#### Stored records
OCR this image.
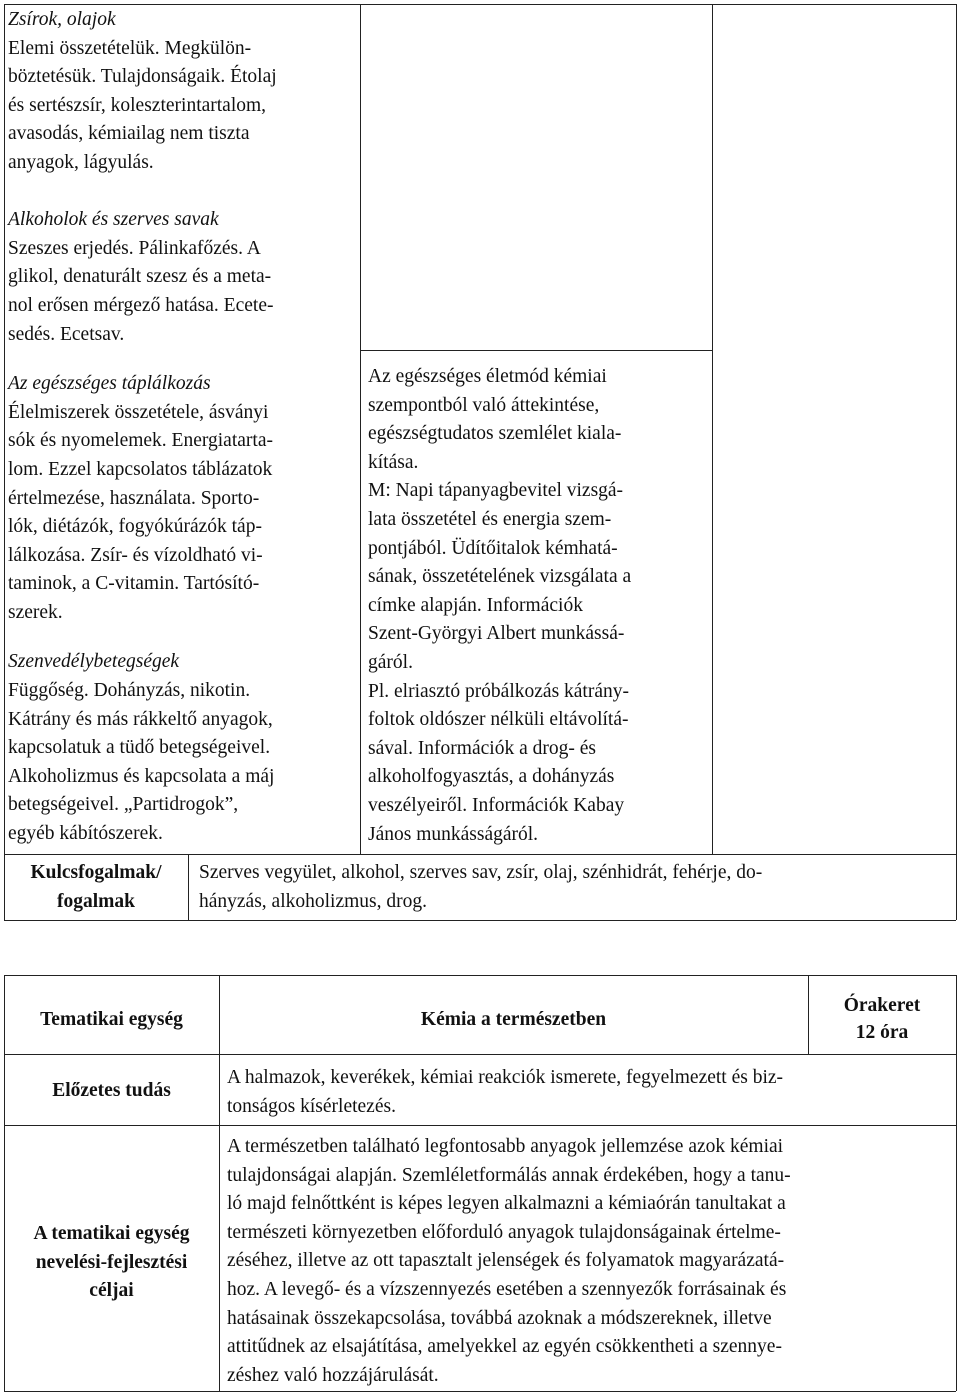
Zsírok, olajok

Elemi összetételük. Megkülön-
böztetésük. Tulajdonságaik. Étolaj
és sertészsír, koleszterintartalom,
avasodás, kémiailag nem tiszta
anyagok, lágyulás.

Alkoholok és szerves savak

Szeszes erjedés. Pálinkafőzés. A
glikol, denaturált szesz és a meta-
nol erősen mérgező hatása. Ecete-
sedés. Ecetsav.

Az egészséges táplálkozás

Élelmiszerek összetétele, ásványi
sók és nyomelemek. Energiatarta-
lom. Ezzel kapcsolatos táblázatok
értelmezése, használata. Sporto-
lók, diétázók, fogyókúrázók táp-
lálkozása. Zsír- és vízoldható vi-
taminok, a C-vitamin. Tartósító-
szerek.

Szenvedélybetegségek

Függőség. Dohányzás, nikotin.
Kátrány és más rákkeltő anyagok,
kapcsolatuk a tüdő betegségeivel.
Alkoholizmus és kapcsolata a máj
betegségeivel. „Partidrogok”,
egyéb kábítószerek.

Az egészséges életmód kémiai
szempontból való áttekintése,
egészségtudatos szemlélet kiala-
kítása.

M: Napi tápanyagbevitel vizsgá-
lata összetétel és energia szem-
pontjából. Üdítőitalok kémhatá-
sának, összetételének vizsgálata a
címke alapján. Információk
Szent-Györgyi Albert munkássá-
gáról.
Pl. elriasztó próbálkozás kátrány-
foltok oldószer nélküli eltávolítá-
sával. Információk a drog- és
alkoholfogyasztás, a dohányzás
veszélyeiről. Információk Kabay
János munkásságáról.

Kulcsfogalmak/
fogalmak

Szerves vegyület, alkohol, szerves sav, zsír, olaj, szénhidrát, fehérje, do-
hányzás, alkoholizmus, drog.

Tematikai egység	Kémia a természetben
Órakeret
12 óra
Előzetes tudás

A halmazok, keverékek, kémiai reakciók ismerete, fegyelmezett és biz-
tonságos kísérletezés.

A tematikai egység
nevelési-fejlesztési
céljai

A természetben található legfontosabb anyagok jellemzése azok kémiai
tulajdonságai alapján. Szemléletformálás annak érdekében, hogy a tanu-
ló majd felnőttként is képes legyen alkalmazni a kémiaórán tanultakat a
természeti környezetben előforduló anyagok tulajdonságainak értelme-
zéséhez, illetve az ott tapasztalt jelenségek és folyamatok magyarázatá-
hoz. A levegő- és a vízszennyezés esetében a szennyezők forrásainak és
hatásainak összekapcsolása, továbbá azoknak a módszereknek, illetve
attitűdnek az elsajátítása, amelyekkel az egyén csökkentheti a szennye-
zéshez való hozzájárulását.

#### Aim of the exercise
From the data, list each line in which the string "szerves" appears.

#### Correct result
Alkoholok és szerves savak
Szerves vegyület, alkohol, szerves sav, zsír, olaj, szénhidrát, fehérje, do-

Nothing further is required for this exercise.